TASK -
Repeat every line below exactly, word for word.

EXERCISE DATA -
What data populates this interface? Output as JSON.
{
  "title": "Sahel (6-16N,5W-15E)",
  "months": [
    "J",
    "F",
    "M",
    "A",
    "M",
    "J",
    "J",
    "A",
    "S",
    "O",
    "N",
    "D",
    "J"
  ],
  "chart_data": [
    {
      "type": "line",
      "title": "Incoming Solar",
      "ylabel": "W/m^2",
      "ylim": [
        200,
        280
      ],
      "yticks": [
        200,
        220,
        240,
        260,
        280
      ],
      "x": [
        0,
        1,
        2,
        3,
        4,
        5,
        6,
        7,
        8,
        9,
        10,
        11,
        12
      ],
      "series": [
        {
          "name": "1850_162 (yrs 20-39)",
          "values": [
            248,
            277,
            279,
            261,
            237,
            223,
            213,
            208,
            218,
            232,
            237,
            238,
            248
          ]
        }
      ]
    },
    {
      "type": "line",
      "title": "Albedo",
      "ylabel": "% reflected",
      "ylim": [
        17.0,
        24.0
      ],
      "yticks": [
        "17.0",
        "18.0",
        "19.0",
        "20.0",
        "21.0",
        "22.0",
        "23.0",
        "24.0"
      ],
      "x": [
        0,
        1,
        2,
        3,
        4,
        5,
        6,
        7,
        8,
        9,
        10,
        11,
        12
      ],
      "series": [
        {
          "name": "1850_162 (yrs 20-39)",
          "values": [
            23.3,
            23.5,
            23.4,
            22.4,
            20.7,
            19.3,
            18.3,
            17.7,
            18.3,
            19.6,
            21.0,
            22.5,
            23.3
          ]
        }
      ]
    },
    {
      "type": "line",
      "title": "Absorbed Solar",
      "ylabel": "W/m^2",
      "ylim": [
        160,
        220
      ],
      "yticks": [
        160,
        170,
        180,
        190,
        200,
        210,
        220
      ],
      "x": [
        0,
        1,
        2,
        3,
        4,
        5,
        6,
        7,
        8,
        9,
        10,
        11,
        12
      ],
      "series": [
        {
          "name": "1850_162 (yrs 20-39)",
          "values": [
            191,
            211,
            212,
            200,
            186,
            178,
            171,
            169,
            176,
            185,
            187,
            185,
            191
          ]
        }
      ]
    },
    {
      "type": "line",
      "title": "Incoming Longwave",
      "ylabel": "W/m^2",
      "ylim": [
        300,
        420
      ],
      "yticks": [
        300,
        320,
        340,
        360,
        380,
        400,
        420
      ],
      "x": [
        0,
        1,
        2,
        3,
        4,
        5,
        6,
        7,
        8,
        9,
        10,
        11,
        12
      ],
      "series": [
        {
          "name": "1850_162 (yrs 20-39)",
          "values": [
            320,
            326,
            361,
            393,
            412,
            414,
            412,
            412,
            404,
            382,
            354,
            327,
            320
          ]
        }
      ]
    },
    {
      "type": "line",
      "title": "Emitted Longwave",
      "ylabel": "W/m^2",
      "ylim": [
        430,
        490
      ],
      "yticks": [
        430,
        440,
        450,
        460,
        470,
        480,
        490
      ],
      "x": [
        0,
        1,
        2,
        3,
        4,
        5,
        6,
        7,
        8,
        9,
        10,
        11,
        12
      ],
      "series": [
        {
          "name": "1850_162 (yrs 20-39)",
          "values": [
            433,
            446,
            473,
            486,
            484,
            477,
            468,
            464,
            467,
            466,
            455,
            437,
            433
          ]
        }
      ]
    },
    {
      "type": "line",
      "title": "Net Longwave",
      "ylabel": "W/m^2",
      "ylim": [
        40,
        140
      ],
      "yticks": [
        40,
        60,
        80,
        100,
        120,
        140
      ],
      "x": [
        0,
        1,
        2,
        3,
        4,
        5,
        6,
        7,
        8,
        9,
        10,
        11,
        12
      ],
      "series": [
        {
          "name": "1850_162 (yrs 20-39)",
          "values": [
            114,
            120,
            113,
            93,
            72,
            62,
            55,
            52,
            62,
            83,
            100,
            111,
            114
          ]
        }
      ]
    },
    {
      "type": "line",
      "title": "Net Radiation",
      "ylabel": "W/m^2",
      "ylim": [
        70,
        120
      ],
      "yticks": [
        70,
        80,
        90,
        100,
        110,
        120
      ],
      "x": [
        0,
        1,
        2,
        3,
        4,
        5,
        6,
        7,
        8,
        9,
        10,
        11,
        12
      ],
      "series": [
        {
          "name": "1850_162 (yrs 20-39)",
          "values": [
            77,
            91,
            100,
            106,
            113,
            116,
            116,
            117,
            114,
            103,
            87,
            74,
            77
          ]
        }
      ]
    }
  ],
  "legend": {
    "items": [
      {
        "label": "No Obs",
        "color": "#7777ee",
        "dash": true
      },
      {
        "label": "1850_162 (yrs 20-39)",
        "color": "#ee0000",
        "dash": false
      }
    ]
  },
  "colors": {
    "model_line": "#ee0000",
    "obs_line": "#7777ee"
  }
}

THE ANSWER -
What data populates this interface? Output as JSON.
{
  "title": "Sahel (6-16N,5W-15E)",
  "months": [
    "J",
    "F",
    "M",
    "A",
    "M",
    "J",
    "J",
    "A",
    "S",
    "O",
    "N",
    "D",
    "J"
  ],
  "chart_data": [
    {
      "type": "line",
      "title": "Incoming Solar",
      "ylabel": "W/m^2",
      "ylim": [
        200,
        280
      ],
      "yticks": [
        200,
        220,
        240,
        260,
        280
      ],
      "x": [
        0,
        1,
        2,
        3,
        4,
        5,
        6,
        7,
        8,
        9,
        10,
        11,
        12
      ],
      "series": [
        {
          "name": "1850_162 (yrs 20-39)",
          "values": [
            248,
            277,
            279,
            261,
            237,
            223,
            213,
            208,
            218,
            232,
            237,
            238,
            248
          ]
        }
      ]
    },
    {
      "type": "line",
      "title": "Albedo",
      "ylabel": "% reflected",
      "ylim": [
        17.0,
        24.0
      ],
      "yticks": [
        "17.0",
        "18.0",
        "19.0",
        "20.0",
        "21.0",
        "22.0",
        "23.0",
        "24.0"
      ],
      "x": [
        0,
        1,
        2,
        3,
        4,
        5,
        6,
        7,
        8,
        9,
        10,
        11,
        12
      ],
      "series": [
        {
          "name": "1850_162 (yrs 20-39)",
          "values": [
            23.3,
            23.5,
            23.4,
            22.4,
            20.7,
            19.3,
            18.3,
            17.7,
            18.3,
            19.6,
            21.0,
            22.5,
            23.3
          ]
        }
      ]
    },
    {
      "type": "line",
      "title": "Absorbed Solar",
      "ylabel": "W/m^2",
      "ylim": [
        160,
        220
      ],
      "yticks": [
        160,
        170,
        180,
        190,
        200,
        210,
        220
      ],
      "x": [
        0,
        1,
        2,
        3,
        4,
        5,
        6,
        7,
        8,
        9,
        10,
        11,
        12
      ],
      "series": [
        {
          "name": "1850_162 (yrs 20-39)",
          "values": [
            191,
            211,
            212,
            200,
            186,
            178,
            171,
            169,
            176,
            185,
            187,
            185,
            191
          ]
        }
      ]
    },
    {
      "type": "line",
      "title": "Incoming Longwave",
      "ylabel": "W/m^2",
      "ylim": [
        300,
        420
      ],
      "yticks": [
        300,
        320,
        340,
        360,
        380,
        400,
        420
      ],
      "x": [
        0,
        1,
        2,
        3,
        4,
        5,
        6,
        7,
        8,
        9,
        10,
        11,
        12
      ],
      "series": [
        {
          "name": "1850_162 (yrs 20-39)",
          "values": [
            320,
            326,
            361,
            393,
            412,
            414,
            412,
            412,
            404,
            382,
            354,
            327,
            320
          ]
        }
      ]
    },
    {
      "type": "line",
      "title": "Emitted Longwave",
      "ylabel": "W/m^2",
      "ylim": [
        430,
        490
      ],
      "yticks": [
        430,
        440,
        450,
        460,
        470,
        480,
        490
      ],
      "x": [
        0,
        1,
        2,
        3,
        4,
        5,
        6,
        7,
        8,
        9,
        10,
        11,
        12
      ],
      "series": [
        {
          "name": "1850_162 (yrs 20-39)",
          "values": [
            433,
            446,
            473,
            486,
            484,
            477,
            468,
            464,
            467,
            466,
            455,
            437,
            433
          ]
        }
      ]
    },
    {
      "type": "line",
      "title": "Net Longwave",
      "ylabel": "W/m^2",
      "ylim": [
        40,
        140
      ],
      "yticks": [
        40,
        60,
        80,
        100,
        120,
        140
      ],
      "x": [
        0,
        1,
        2,
        3,
        4,
        5,
        6,
        7,
        8,
        9,
        10,
        11,
        12
      ],
      "series": [
        {
          "name": "1850_162 (yrs 20-39)",
          "values": [
            114,
            120,
            113,
            93,
            72,
            62,
            55,
            52,
            62,
            83,
            100,
            111,
            114
          ]
        }
      ]
    },
    {
      "type": "line",
      "title": "Net Radiation",
      "ylabel": "W/m^2",
      "ylim": [
        70,
        120
      ],
      "yticks": [
        70,
        80,
        90,
        100,
        110,
        120
      ],
      "x": [
        0,
        1,
        2,
        3,
        4,
        5,
        6,
        7,
        8,
        9,
        10,
        11,
        12
      ],
      "series": [
        {
          "name": "1850_162 (yrs 20-39)",
          "values": [
            77,
            91,
            100,
            106,
            113,
            116,
            116,
            117,
            114,
            103,
            87,
            74,
            77
          ]
        }
      ]
    }
  ],
  "legend": {
    "items": [
      {
        "label": "No Obs",
        "color": "#7777ee",
        "dash": true
      },
      {
        "label": "1850_162 (yrs 20-39)",
        "color": "#ee0000",
        "dash": false
      }
    ]
  },
  "colors": {
    "model_line": "#ee0000",
    "obs_line": "#7777ee"
  }
}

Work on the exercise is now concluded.